**Entries:**
-- START --

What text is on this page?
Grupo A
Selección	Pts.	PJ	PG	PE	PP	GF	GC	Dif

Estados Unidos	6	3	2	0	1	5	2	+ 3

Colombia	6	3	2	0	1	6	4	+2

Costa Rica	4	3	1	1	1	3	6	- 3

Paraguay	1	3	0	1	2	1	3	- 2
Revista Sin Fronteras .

-- END --

**To do:** Provide all the records again, word for word.

**Full answer:**
What text is on this page?
Grupo A
Selección	Pts.	PJ	PG	PE	PP	GF	GC	Dif

Estados Unidos	6	3	2	0	1	5	2	+ 3

Colombia	6	3	2	0	1	6	4	+2

Costa Rica	4	3	1	1	1	3	6	- 3

Paraguay	1	3	0	1	2	1	3	- 2
Revista Sin Fronteras .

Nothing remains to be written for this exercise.